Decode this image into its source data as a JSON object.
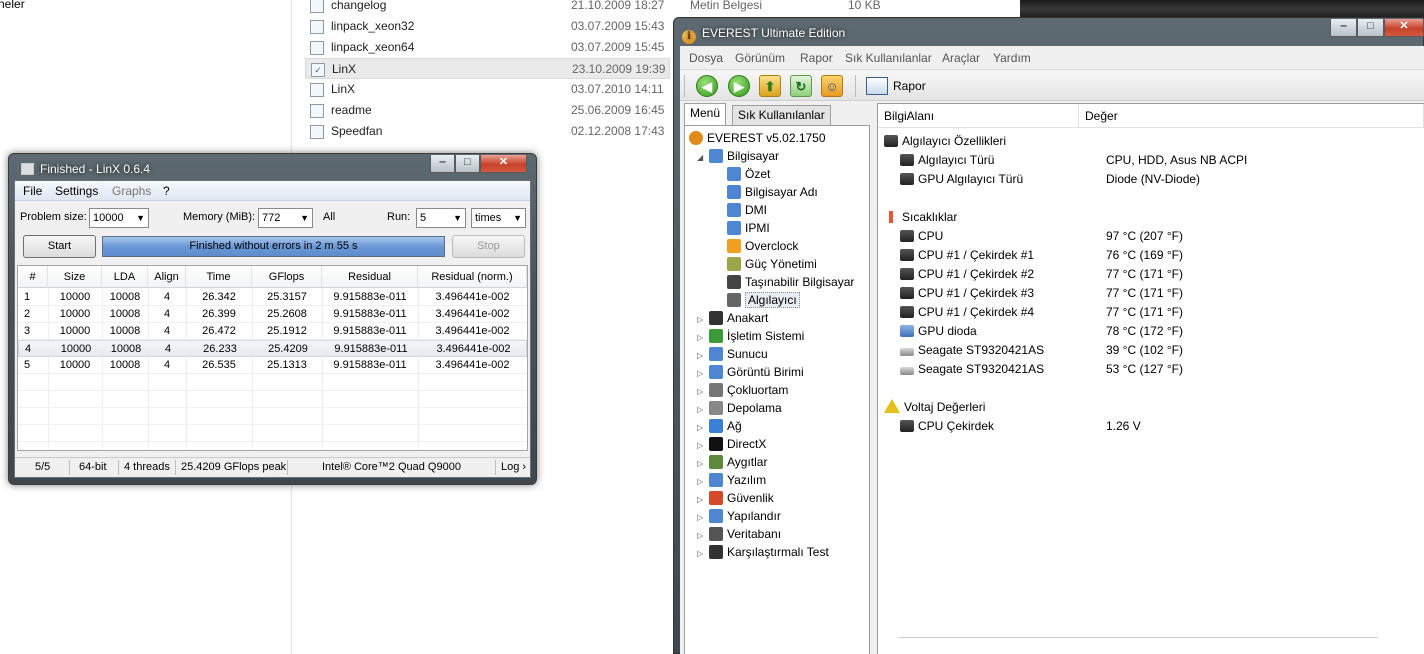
{
  "explorer": {
    "left_fragment": "neler",
    "top_fragment_type": "Metin Belgesi",
    "top_fragment_size": "10 KB",
    "files": [
      {
        "name": "changelog",
        "date": "21.10.2009 18:27"
      },
      {
        "name": "linpack_xeon32",
        "date": "03.07.2009 15:43"
      },
      {
        "name": "linpack_xeon64",
        "date": "03.07.2009 15:45"
      },
      {
        "name": "LinX",
        "date": "23.10.2009 19:39"
      },
      {
        "name": "LinX",
        "date": "03.07.2010 14:11"
      },
      {
        "name": "readme",
        "date": "25.06.2009 16:45"
      },
      {
        "name": "Speedfan",
        "date": "02.12.2008 17:43"
      }
    ]
  },
  "linx": {
    "title": "Finished - LinX 0.6.4",
    "menu": [
      "File",
      "Settings",
      "Graphs",
      "?"
    ],
    "problem_size_label": "Problem size:",
    "problem_size": "10000",
    "memory_label": "Memory (MiB):",
    "memory": "772",
    "all_label": "All",
    "run_label": "Run:",
    "run": "5",
    "run_unit": "times",
    "start_label": "Start",
    "stop_label": "Stop",
    "progress_text": "Finished without errors in 2 m 55 s",
    "columns": [
      "#",
      "Size",
      "LDA",
      "Align",
      "Time",
      "GFlops",
      "Residual",
      "Residual (norm.)"
    ],
    "rows": [
      [
        "1",
        "10000",
        "10008",
        "4",
        "26.342",
        "25.3157",
        "9.915883e-011",
        "3.496441e-002"
      ],
      [
        "2",
        "10000",
        "10008",
        "4",
        "26.399",
        "25.2608",
        "9.915883e-011",
        "3.496441e-002"
      ],
      [
        "3",
        "10000",
        "10008",
        "4",
        "26.472",
        "25.1912",
        "9.915883e-011",
        "3.496441e-002"
      ],
      [
        "4",
        "10000",
        "10008",
        "4",
        "26.233",
        "25.4209",
        "9.915883e-011",
        "3.496441e-002"
      ],
      [
        "5",
        "10000",
        "10008",
        "4",
        "26.535",
        "25.1313",
        "9.915883e-011",
        "3.496441e-002"
      ]
    ],
    "status": {
      "count": "5/5",
      "bits": "64-bit",
      "threads": "4 threads",
      "peak": "25.4209 GFlops peak",
      "cpu": "Intel® Core™2 Quad Q9000",
      "log": "Log ›"
    }
  },
  "everest": {
    "title": "EVEREST Ultimate Edition",
    "menu": [
      "Dosya",
      "Görünüm",
      "Rapor",
      "Sık Kullanılanlar",
      "Araçlar",
      "Yardım"
    ],
    "toolbar_report": "Rapor",
    "tabs": [
      "Menü",
      "Sık Kullanılanlar"
    ],
    "tree": [
      {
        "label": "EVEREST v5.02.1750",
        "level": 0,
        "color": "#e08a1a"
      },
      {
        "label": "Bilgisayar",
        "level": 1,
        "color": "#4f86d3"
      },
      {
        "label": "Özet",
        "level": 2,
        "color": "#4f86d3"
      },
      {
        "label": "Bilgisayar Adı",
        "level": 2,
        "color": "#4f86d3"
      },
      {
        "label": "DMI",
        "level": 2,
        "color": "#4f86d3"
      },
      {
        "label": "IPMI",
        "level": 2,
        "color": "#4f86d3"
      },
      {
        "label": "Overclock",
        "level": 2,
        "color": "#f0a020"
      },
      {
        "label": "Güç Yönetimi",
        "level": 2,
        "color": "#9aa64a"
      },
      {
        "label": "Taşınabilir Bilgisayar",
        "level": 2,
        "color": "#444444"
      },
      {
        "label": "Algılayıcı",
        "level": 2,
        "color": "#666666"
      },
      {
        "label": "Anakart",
        "level": 1,
        "color": "#333333"
      },
      {
        "label": "İşletim Sistemi",
        "level": 1,
        "color": "#3a9a3a"
      },
      {
        "label": "Sunucu",
        "level": 1,
        "color": "#4f86d3"
      },
      {
        "label": "Görüntü Birimi",
        "level": 1,
        "color": "#4f86d3"
      },
      {
        "label": "Çokluortam",
        "level": 1,
        "color": "#777777"
      },
      {
        "label": "Depolama",
        "level": 1,
        "color": "#888888"
      },
      {
        "label": "Ağ",
        "level": 1,
        "color": "#3b7fd6"
      },
      {
        "label": "DirectX",
        "level": 1,
        "color": "#111111"
      },
      {
        "label": "Aygıtlar",
        "level": 1,
        "color": "#5a8a3a"
      },
      {
        "label": "Yazılım",
        "level": 1,
        "color": "#4f86d3"
      },
      {
        "label": "Güvenlik",
        "level": 1,
        "color": "#d44a2a"
      },
      {
        "label": "Yapılandır",
        "level": 1,
        "color": "#4f86d3"
      },
      {
        "label": "Veritabanı",
        "level": 1,
        "color": "#555555"
      },
      {
        "label": "Karşılaştırmalı Test",
        "level": 1,
        "color": "#333333"
      }
    ],
    "list_headers": [
      "BilgiAlanı",
      "Değer"
    ],
    "groups": [
      {
        "title": "Algılayıcı Özellikleri",
        "icon": "chip",
        "items": [
          {
            "field": "Algılayıcı Türü",
            "value": "CPU, HDD, Asus NB ACPI",
            "icon": "chip"
          },
          {
            "field": "GPU Algılayıcı Türü",
            "value": "Diode  (NV-Diode)",
            "icon": "chip"
          }
        ]
      },
      {
        "title": "Sıcaklıklar",
        "icon": "thermo",
        "items": [
          {
            "field": "CPU",
            "value": "97 °C  (207 °F)",
            "icon": "chip"
          },
          {
            "field": "CPU #1 / Çekirdek #1",
            "value": "76 °C  (169 °F)",
            "icon": "chip"
          },
          {
            "field": "CPU #1 / Çekirdek #2",
            "value": "77 °C  (171 °F)",
            "icon": "chip"
          },
          {
            "field": "CPU #1 / Çekirdek #3",
            "value": "77 °C  (171 °F)",
            "icon": "chip"
          },
          {
            "field": "CPU #1 / Çekirdek #4",
            "value": "77 °C  (171 °F)",
            "icon": "chip"
          },
          {
            "field": "GPU dioda",
            "value": "78 °C  (172 °F)",
            "icon": "gpuic"
          },
          {
            "field": "Seagate ST9320421AS",
            "value": "39 °C  (102 °F)",
            "icon": "hdd"
          },
          {
            "field": "Seagate ST9320421AS",
            "value": "53 °C  (127 °F)",
            "icon": "hdd"
          }
        ]
      },
      {
        "title": "Voltaj Değerleri",
        "icon": "warn",
        "items": [
          {
            "field": "CPU Çekirdek",
            "value": "1.26 V",
            "icon": "chip"
          }
        ]
      }
    ]
  }
}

* * * * * * * * *

STATED TASK
Among the records above, how many lines carry the string "Bilgisayar"? Reply with the number alone.

SOLUTION TO THE EXERCISE
3